- Instructions for the task: Reproduce all of the data exactly.

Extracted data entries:
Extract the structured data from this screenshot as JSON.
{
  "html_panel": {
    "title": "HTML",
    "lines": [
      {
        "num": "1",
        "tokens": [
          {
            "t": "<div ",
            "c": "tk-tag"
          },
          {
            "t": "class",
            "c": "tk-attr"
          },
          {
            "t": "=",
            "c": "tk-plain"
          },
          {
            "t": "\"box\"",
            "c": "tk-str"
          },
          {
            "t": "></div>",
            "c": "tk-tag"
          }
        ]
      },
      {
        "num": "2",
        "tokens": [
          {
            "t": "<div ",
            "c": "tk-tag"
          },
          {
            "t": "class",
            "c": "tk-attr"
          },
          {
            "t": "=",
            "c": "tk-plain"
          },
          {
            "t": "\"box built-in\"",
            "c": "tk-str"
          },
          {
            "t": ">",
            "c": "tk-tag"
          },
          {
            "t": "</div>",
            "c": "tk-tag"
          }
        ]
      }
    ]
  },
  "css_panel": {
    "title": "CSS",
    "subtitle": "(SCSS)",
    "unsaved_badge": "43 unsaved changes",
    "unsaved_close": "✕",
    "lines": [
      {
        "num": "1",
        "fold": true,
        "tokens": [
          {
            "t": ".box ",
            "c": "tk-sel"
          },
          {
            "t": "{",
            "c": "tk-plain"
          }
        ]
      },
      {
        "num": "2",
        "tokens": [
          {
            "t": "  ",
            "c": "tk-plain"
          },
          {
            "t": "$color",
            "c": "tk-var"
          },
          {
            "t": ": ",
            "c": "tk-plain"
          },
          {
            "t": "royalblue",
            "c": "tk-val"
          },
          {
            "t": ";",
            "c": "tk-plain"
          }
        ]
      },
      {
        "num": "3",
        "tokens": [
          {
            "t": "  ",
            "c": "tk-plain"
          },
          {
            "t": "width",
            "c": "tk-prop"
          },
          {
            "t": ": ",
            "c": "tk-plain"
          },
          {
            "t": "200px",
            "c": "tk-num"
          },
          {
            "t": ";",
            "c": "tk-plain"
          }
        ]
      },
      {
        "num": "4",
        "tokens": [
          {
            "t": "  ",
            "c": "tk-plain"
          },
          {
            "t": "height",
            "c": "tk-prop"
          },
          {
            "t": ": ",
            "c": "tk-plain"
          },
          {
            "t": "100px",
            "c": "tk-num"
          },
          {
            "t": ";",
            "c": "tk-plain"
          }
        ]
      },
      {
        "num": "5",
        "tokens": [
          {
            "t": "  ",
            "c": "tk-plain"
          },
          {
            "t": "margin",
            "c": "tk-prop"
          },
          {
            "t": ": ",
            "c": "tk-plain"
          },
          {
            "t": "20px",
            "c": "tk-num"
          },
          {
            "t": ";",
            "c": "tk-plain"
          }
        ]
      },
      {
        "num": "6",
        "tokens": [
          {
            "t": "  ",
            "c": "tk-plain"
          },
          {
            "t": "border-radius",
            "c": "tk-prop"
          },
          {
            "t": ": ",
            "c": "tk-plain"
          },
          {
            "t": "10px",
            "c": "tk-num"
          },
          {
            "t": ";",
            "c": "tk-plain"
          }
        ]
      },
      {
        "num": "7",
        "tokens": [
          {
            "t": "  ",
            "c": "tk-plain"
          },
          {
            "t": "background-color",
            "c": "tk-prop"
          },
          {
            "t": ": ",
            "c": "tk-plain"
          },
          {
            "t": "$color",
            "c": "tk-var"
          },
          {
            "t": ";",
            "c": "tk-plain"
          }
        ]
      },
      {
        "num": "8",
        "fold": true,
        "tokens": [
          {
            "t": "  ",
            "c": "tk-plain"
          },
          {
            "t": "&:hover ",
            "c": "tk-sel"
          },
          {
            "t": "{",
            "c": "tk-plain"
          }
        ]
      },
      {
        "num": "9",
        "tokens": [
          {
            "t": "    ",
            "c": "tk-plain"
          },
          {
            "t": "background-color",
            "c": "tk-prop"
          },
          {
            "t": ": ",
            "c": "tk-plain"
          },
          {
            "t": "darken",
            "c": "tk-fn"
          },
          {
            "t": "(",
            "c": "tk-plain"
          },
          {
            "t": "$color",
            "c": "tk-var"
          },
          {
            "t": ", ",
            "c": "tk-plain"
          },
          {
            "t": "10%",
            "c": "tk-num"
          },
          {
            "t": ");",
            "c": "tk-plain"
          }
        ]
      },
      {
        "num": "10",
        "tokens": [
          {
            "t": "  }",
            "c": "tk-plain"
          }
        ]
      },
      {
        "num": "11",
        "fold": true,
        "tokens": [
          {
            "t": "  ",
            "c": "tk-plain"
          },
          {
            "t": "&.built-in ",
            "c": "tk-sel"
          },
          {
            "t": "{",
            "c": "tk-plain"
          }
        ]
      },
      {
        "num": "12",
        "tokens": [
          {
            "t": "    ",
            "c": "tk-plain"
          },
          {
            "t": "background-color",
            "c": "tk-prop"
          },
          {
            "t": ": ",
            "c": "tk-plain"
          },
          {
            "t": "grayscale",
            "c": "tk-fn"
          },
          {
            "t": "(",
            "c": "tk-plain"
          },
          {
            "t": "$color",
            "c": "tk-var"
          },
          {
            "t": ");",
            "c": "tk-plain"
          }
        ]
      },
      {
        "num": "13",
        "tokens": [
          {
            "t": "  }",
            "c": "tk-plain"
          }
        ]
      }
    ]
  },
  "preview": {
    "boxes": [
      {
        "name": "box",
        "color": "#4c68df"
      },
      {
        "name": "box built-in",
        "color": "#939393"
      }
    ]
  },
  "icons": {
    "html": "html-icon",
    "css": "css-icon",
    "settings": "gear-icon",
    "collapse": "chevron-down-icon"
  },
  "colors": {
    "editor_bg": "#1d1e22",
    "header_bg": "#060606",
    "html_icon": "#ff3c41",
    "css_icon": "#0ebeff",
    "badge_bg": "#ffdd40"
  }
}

- Result of this exercise:
Extract the structured data from this screenshot as JSON.
{
  "html_panel": {
    "title": "HTML",
    "lines": [
      {
        "num": "1",
        "tokens": [
          {
            "t": "<div ",
            "c": "tk-tag"
          },
          {
            "t": "class",
            "c": "tk-attr"
          },
          {
            "t": "=",
            "c": "tk-plain"
          },
          {
            "t": "\"box\"",
            "c": "tk-str"
          },
          {
            "t": "></div>",
            "c": "tk-tag"
          }
        ]
      },
      {
        "num": "2",
        "tokens": [
          {
            "t": "<div ",
            "c": "tk-tag"
          },
          {
            "t": "class",
            "c": "tk-attr"
          },
          {
            "t": "=",
            "c": "tk-plain"
          },
          {
            "t": "\"box built-in\"",
            "c": "tk-str"
          },
          {
            "t": ">",
            "c": "tk-tag"
          },
          {
            "t": "</div>",
            "c": "tk-tag"
          }
        ]
      }
    ]
  },
  "css_panel": {
    "title": "CSS",
    "subtitle": "(SCSS)",
    "unsaved_badge": "43 unsaved changes",
    "unsaved_close": "✕",
    "lines": [
      {
        "num": "1",
        "fold": true,
        "tokens": [
          {
            "t": ".box ",
            "c": "tk-sel"
          },
          {
            "t": "{",
            "c": "tk-plain"
          }
        ]
      },
      {
        "num": "2",
        "tokens": [
          {
            "t": "  ",
            "c": "tk-plain"
          },
          {
            "t": "$color",
            "c": "tk-var"
          },
          {
            "t": ": ",
            "c": "tk-plain"
          },
          {
            "t": "royalblue",
            "c": "tk-val"
          },
          {
            "t": ";",
            "c": "tk-plain"
          }
        ]
      },
      {
        "num": "3",
        "tokens": [
          {
            "t": "  ",
            "c": "tk-plain"
          },
          {
            "t": "width",
            "c": "tk-prop"
          },
          {
            "t": ": ",
            "c": "tk-plain"
          },
          {
            "t": "200px",
            "c": "tk-num"
          },
          {
            "t": ";",
            "c": "tk-plain"
          }
        ]
      },
      {
        "num": "4",
        "tokens": [
          {
            "t": "  ",
            "c": "tk-plain"
          },
          {
            "t": "height",
            "c": "tk-prop"
          },
          {
            "t": ": ",
            "c": "tk-plain"
          },
          {
            "t": "100px",
            "c": "tk-num"
          },
          {
            "t": ";",
            "c": "tk-plain"
          }
        ]
      },
      {
        "num": "5",
        "tokens": [
          {
            "t": "  ",
            "c": "tk-plain"
          },
          {
            "t": "margin",
            "c": "tk-prop"
          },
          {
            "t": ": ",
            "c": "tk-plain"
          },
          {
            "t": "20px",
            "c": "tk-num"
          },
          {
            "t": ";",
            "c": "tk-plain"
          }
        ]
      },
      {
        "num": "6",
        "tokens": [
          {
            "t": "  ",
            "c": "tk-plain"
          },
          {
            "t": "border-radius",
            "c": "tk-prop"
          },
          {
            "t": ": ",
            "c": "tk-plain"
          },
          {
            "t": "10px",
            "c": "tk-num"
          },
          {
            "t": ";",
            "c": "tk-plain"
          }
        ]
      },
      {
        "num": "7",
        "tokens": [
          {
            "t": "  ",
            "c": "tk-plain"
          },
          {
            "t": "background-color",
            "c": "tk-prop"
          },
          {
            "t": ": ",
            "c": "tk-plain"
          },
          {
            "t": "$color",
            "c": "tk-var"
          },
          {
            "t": ";",
            "c": "tk-plain"
          }
        ]
      },
      {
        "num": "8",
        "fold": true,
        "tokens": [
          {
            "t": "  ",
            "c": "tk-plain"
          },
          {
            "t": "&:hover ",
            "c": "tk-sel"
          },
          {
            "t": "{",
            "c": "tk-plain"
          }
        ]
      },
      {
        "num": "9",
        "tokens": [
          {
            "t": "    ",
            "c": "tk-plain"
          },
          {
            "t": "background-color",
            "c": "tk-prop"
          },
          {
            "t": ": ",
            "c": "tk-plain"
          },
          {
            "t": "darken",
            "c": "tk-fn"
          },
          {
            "t": "(",
            "c": "tk-plain"
          },
          {
            "t": "$color",
            "c": "tk-var"
          },
          {
            "t": ", ",
            "c": "tk-plain"
          },
          {
            "t": "10%",
            "c": "tk-num"
          },
          {
            "t": ");",
            "c": "tk-plain"
          }
        ]
      },
      {
        "num": "10",
        "tokens": [
          {
            "t": "  }",
            "c": "tk-plain"
          }
        ]
      },
      {
        "num": "11",
        "fold": true,
        "tokens": [
          {
            "t": "  ",
            "c": "tk-plain"
          },
          {
            "t": "&.built-in ",
            "c": "tk-sel"
          },
          {
            "t": "{",
            "c": "tk-plain"
          }
        ]
      },
      {
        "num": "12",
        "tokens": [
          {
            "t": "    ",
            "c": "tk-plain"
          },
          {
            "t": "background-color",
            "c": "tk-prop"
          },
          {
            "t": ": ",
            "c": "tk-plain"
          },
          {
            "t": "grayscale",
            "c": "tk-fn"
          },
          {
            "t": "(",
            "c": "tk-plain"
          },
          {
            "t": "$color",
            "c": "tk-var"
          },
          {
            "t": ");",
            "c": "tk-plain"
          }
        ]
      },
      {
        "num": "13",
        "tokens": [
          {
            "t": "  }",
            "c": "tk-plain"
          }
        ]
      }
    ]
  },
  "preview": {
    "boxes": [
      {
        "name": "box",
        "color": "#4c68df"
      },
      {
        "name": "box built-in",
        "color": "#939393"
      }
    ]
  },
  "icons": {
    "html": "html-icon",
    "css": "css-icon",
    "settings": "gear-icon",
    "collapse": "chevron-down-icon"
  },
  "colors": {
    "editor_bg": "#1d1e22",
    "header_bg": "#060606",
    "html_icon": "#ff3c41",
    "css_icon": "#0ebeff",
    "badge_bg": "#ffdd40"
  }
}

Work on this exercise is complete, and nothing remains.